— Begin RECORDS —

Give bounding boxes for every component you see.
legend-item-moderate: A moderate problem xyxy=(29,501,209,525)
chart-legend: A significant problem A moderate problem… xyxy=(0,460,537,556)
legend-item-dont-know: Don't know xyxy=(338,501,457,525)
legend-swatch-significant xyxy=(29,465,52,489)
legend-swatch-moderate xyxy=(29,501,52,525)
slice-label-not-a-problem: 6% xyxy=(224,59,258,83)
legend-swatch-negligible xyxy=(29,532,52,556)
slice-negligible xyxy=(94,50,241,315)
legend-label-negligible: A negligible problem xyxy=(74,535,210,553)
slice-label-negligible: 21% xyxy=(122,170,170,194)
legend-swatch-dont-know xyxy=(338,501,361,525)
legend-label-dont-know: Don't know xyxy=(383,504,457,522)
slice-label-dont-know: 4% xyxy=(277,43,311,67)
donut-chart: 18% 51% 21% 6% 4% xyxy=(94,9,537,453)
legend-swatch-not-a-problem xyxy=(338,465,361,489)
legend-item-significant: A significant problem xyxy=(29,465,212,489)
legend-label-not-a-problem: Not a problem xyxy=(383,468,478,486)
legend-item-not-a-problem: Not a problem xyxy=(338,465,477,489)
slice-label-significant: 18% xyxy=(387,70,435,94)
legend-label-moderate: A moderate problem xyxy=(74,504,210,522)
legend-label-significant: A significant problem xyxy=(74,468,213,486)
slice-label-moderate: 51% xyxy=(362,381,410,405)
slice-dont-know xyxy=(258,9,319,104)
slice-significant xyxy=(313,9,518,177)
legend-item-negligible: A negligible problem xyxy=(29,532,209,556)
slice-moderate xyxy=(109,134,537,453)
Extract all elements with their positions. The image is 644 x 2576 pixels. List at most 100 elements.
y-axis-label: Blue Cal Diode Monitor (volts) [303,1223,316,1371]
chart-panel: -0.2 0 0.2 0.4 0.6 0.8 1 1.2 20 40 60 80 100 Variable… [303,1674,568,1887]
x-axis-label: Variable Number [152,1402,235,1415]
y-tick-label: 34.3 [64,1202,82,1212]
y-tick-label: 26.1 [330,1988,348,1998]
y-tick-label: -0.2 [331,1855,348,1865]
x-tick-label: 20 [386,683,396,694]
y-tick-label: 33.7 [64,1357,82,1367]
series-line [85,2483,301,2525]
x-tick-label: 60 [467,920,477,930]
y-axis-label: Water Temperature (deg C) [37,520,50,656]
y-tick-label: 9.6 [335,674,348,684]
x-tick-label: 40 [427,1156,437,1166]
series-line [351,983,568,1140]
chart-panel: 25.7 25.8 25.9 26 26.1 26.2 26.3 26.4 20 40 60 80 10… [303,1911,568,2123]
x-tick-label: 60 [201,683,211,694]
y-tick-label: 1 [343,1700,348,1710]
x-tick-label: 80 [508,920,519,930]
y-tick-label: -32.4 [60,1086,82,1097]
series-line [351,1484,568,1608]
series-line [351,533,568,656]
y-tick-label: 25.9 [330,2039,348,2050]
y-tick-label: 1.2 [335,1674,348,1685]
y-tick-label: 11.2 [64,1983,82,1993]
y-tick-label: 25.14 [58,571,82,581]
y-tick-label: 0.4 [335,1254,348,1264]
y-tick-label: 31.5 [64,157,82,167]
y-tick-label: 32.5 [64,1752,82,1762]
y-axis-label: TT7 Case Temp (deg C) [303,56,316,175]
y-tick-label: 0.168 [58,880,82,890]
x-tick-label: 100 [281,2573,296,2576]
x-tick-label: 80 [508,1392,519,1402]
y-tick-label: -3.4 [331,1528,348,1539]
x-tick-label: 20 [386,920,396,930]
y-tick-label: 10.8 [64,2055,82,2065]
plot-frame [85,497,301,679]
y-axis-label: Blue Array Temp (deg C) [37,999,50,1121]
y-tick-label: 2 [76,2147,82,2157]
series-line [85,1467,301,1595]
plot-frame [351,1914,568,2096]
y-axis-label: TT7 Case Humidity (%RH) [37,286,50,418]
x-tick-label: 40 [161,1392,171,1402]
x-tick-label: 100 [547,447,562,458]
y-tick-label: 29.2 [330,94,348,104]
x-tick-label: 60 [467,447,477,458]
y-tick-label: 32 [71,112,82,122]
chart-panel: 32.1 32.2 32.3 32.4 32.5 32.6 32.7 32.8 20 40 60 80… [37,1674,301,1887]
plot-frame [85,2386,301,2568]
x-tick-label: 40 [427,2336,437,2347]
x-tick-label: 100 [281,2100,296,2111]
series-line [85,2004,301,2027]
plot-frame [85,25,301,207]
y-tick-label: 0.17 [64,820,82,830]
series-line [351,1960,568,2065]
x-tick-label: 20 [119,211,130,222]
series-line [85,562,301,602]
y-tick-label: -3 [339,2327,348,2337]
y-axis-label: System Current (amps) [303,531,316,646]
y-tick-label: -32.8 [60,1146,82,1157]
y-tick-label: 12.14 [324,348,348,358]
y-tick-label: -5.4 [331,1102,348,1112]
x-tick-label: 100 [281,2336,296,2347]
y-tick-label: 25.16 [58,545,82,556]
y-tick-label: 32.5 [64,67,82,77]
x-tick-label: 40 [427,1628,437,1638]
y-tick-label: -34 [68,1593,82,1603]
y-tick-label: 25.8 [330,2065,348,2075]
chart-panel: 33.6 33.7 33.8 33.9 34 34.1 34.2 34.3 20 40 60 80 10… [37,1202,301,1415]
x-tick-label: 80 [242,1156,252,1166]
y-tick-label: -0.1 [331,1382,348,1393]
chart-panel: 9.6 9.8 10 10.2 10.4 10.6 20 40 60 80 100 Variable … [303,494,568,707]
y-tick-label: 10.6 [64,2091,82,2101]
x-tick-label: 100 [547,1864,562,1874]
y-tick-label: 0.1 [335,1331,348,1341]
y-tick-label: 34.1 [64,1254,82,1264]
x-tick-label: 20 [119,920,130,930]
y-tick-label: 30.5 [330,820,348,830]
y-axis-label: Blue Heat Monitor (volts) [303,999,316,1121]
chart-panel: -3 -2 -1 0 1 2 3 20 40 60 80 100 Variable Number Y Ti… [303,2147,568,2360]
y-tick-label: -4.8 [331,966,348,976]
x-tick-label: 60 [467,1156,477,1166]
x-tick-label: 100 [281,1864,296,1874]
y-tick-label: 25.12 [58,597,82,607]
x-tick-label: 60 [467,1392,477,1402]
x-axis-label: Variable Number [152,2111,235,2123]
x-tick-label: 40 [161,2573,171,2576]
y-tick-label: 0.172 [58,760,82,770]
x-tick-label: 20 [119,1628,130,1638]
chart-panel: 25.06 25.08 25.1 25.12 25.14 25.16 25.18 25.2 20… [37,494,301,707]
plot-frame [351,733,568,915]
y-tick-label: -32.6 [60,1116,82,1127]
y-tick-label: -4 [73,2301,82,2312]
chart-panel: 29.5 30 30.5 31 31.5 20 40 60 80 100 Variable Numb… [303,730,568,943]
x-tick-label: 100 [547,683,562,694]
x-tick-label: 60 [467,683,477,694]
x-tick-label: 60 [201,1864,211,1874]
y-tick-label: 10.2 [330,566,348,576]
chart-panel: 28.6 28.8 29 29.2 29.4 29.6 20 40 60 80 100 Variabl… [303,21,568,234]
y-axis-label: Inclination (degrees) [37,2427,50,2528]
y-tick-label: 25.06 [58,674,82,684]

— End RECORDS —

# EXERCISE OBJECTIVE
Write out all of the material above again, swapping "A moderate problem" for "A modest problem" everywhere it appears and keeping everything else the same.

# RESULT
Give bounding boxes for every component you see.
legend-item-moderate: A modest problem xyxy=(29,501,209,525)
chart-legend: A significant problem A modest problem… xyxy=(0,460,537,556)
legend-item-dont-know: Don't know xyxy=(338,501,457,525)
legend-swatch-significant xyxy=(29,465,52,489)
legend-swatch-moderate xyxy=(29,501,52,525)
slice-label-not-a-problem: 6% xyxy=(224,59,258,83)
legend-swatch-negligible xyxy=(29,532,52,556)
slice-negligible xyxy=(94,50,241,315)
legend-label-negligible: A negligible problem xyxy=(74,535,210,553)
slice-label-negligible: 21% xyxy=(122,170,170,194)
legend-swatch-dont-know xyxy=(338,501,361,525)
legend-label-dont-know: Don't know xyxy=(383,504,457,522)
slice-label-dont-know: 4% xyxy=(277,43,311,67)
donut-chart: 18% 51% 21% 6% 4% xyxy=(94,9,537,453)
legend-swatch-not-a-problem xyxy=(338,465,361,489)
legend-item-significant: A significant problem xyxy=(29,465,212,489)
legend-label-not-a-problem: Not a problem xyxy=(383,468,478,486)
legend-item-not-a-problem: Not a problem xyxy=(338,465,477,489)
slice-label-significant: 18% xyxy=(387,70,435,94)
legend-label-moderate: A modest problem xyxy=(74,504,210,522)
legend-label-significant: A significant problem xyxy=(74,468,213,486)
slice-label-moderate: 51% xyxy=(362,381,410,405)
slice-dont-know xyxy=(258,9,319,104)
slice-significant xyxy=(313,9,518,177)
legend-item-negligible: A negligible problem xyxy=(29,532,209,556)
slice-moderate xyxy=(109,134,537,453)
Extract all elements with their positions. The image is 644 x 2576 pixels. List at most 100 elements.
y-axis-label: Blue Cal Diode Monitor (volts) [303,1223,316,1371]
chart-panel: -0.2 0 0.2 0.4 0.6 0.8 1 1.2 20 40 60 80 100 Variable… [303,1674,568,1887]
x-axis-label: Variable Number [152,1402,235,1415]
y-tick-label: 34.3 [64,1202,82,1212]
y-tick-label: 26.1 [330,1988,348,1998]
y-tick-label: -0.2 [331,1855,348,1865]
x-tick-label: 20 [386,683,396,694]
y-tick-label: 33.7 [64,1357,82,1367]
series-line [85,2483,301,2525]
x-tick-label: 60 [467,920,477,930]
y-axis-label: Water Temperature (deg C) [37,520,50,656]
y-tick-label: 9.6 [335,674,348,684]
x-tick-label: 40 [427,1156,437,1166]
series-line [351,983,568,1140]
chart-panel: 25.7 25.8 25.9 26 26.1 26.2 26.3 26.4 20 40 60 80 10… [303,1911,568,2123]
x-tick-label: 60 [201,683,211,694]
y-tick-label: 1 [343,1700,348,1710]
x-tick-label: 80 [508,920,519,930]
y-tick-label: -32.4 [60,1086,82,1097]
series-line [351,1484,568,1608]
series-line [351,533,568,656]
y-tick-label: 25.9 [330,2039,348,2050]
y-tick-label: 1.2 [335,1674,348,1685]
y-tick-label: 11.2 [64,1983,82,1993]
y-tick-label: 25.14 [58,571,82,581]
y-tick-label: 0.4 [335,1254,348,1264]
y-tick-label: 31.5 [64,157,82,167]
y-tick-label: 32.5 [64,1752,82,1762]
y-axis-label: TT7 Case Temp (deg C) [303,56,316,175]
y-tick-label: 0.168 [58,880,82,890]
x-tick-label: 100 [281,2573,296,2576]
x-tick-label: 80 [508,1392,519,1402]
y-tick-label: -3.4 [331,1528,348,1539]
x-tick-label: 20 [386,920,396,930]
y-tick-label: 10.8 [64,2055,82,2065]
plot-frame [85,497,301,679]
y-axis-label: Blue Array Temp (deg C) [37,999,50,1121]
y-tick-label: 2 [76,2147,82,2157]
series-line [85,1467,301,1595]
plot-frame [351,1914,568,2096]
y-axis-label: TT7 Case Humidity (%RH) [37,286,50,418]
x-tick-label: 40 [161,1392,171,1402]
x-tick-label: 100 [547,447,562,458]
y-tick-label: 29.2 [330,94,348,104]
x-tick-label: 60 [467,447,477,458]
y-tick-label: 32 [71,112,82,122]
chart-panel: 32.1 32.2 32.3 32.4 32.5 32.6 32.7 32.8 20 40 60 80… [37,1674,301,1887]
plot-frame [85,2386,301,2568]
x-tick-label: 40 [427,2336,437,2347]
x-tick-label: 100 [281,2100,296,2111]
series-line [85,2004,301,2027]
plot-frame [85,25,301,207]
y-tick-label: 0.17 [64,820,82,830]
series-line [351,1960,568,2065]
x-tick-label: 20 [119,211,130,222]
series-line [85,562,301,602]
y-tick-label: -3 [339,2327,348,2337]
y-axis-label: System Current (amps) [303,531,316,646]
y-tick-label: -32.8 [60,1146,82,1157]
y-tick-label: 12.14 [324,348,348,358]
y-tick-label: -5.4 [331,1102,348,1112]
x-tick-label: 100 [281,2336,296,2347]
y-tick-label: 25.16 [58,545,82,556]
y-tick-label: 32.5 [64,67,82,77]
x-tick-label: 40 [427,1628,437,1638]
y-tick-label: -34 [68,1593,82,1603]
y-tick-label: 25.8 [330,2065,348,2075]
chart-panel: 33.6 33.7 33.8 33.9 34 34.1 34.2 34.3 20 40 60 80 10… [37,1202,301,1415]
x-tick-label: 80 [242,1156,252,1166]
y-tick-label: -0.1 [331,1382,348,1393]
chart-panel: 9.6 9.8 10 10.2 10.4 10.6 20 40 60 80 100 Variable … [303,494,568,707]
y-tick-label: 10.6 [64,2091,82,2101]
x-tick-label: 100 [547,1864,562,1874]
y-tick-label: 0.1 [335,1331,348,1341]
y-tick-label: 34.1 [64,1254,82,1264]
x-tick-label: 20 [119,920,130,930]
y-tick-label: 30.5 [330,820,348,830]
y-axis-label: Blue Heat Monitor (volts) [303,999,316,1121]
chart-panel: -3 -2 -1 0 1 2 3 20 40 60 80 100 Variable Number Y Ti… [303,2147,568,2360]
y-tick-label: -4.8 [331,966,348,976]
x-tick-label: 60 [467,1156,477,1166]
x-tick-label: 100 [281,1864,296,1874]
y-tick-label: 25.12 [58,597,82,607]
x-tick-label: 60 [467,1392,477,1402]
x-axis-label: Variable Number [152,2111,235,2123]
x-tick-label: 40 [161,2573,171,2576]
y-tick-label: 0.172 [58,760,82,770]
x-tick-label: 20 [119,1628,130,1638]
chart-panel: 25.06 25.08 25.1 25.12 25.14 25.16 25.18 25.2 20… [37,494,301,707]
plot-frame [351,733,568,915]
y-tick-label: -32.6 [60,1116,82,1127]
y-tick-label: -4 [73,2301,82,2312]
chart-panel: 29.5 30 30.5 31 31.5 20 40 60 80 100 Variable Numb… [303,730,568,943]
x-tick-label: 100 [547,683,562,694]
x-tick-label: 60 [467,683,477,694]
x-tick-label: 60 [201,1864,211,1874]
y-tick-label: 10.2 [330,566,348,576]
chart-panel: 28.6 28.8 29 29.2 29.4 29.6 20 40 60 80 100 Variabl… [303,21,568,234]
y-axis-label: Inclination (degrees) [37,2427,50,2528]
y-tick-label: 25.06 [58,674,82,684]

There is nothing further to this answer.